**YOUR INSTRUCTIONS**
Repeat each line of the material exactly.

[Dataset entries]
■ ■ ■ ■ ■
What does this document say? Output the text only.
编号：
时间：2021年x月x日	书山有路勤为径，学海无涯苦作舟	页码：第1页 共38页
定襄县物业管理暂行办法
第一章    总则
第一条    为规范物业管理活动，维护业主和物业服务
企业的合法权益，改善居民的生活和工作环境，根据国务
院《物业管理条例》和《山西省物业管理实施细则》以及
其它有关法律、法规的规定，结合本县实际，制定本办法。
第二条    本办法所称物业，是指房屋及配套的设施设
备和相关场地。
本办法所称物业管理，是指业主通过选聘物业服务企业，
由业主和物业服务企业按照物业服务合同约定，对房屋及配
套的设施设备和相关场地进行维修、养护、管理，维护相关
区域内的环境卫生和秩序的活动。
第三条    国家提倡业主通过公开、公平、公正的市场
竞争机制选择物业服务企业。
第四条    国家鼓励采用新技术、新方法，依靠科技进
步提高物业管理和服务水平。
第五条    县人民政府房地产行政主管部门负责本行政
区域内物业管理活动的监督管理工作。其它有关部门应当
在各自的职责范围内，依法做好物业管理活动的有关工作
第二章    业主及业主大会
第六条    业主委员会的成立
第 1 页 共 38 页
■ ■ ■ ■ ■
**CORRECT RESPONSE**
What does this document say? Output the text only.
编号：
时间：2021年x月x日	书山有路勤为径，学海无涯苦作舟	页码：第1页 共38页
定襄县物业管理暂行办法
第一章    总则
第一条    为规范物业管理活动，维护业主和物业服务
企业的合法权益，改善居民的生活和工作环境，根据国务
院《物业管理条例》和《山西省物业管理实施细则》以及
其它有关法律、法规的规定，结合本县实际，制定本办法。
第二条    本办法所称物业，是指房屋及配套的设施设
备和相关场地。
本办法所称物业管理，是指业主通过选聘物业服务企业，
由业主和物业服务企业按照物业服务合同约定，对房屋及配
套的设施设备和相关场地进行维修、养护、管理，维护相关
区域内的环境卫生和秩序的活动。
第三条    国家提倡业主通过公开、公平、公正的市场
竞争机制选择物业服务企业。
第四条    国家鼓励采用新技术、新方法，依靠科技进
步提高物业管理和服务水平。
第五条    县人民政府房地产行政主管部门负责本行政
区域内物业管理活动的监督管理工作。其它有关部门应当
在各自的职责范围内，依法做好物业管理活动的有关工作
第二章    业主及业主大会
第六条    业主委员会的成立
第 1 页 共 38 页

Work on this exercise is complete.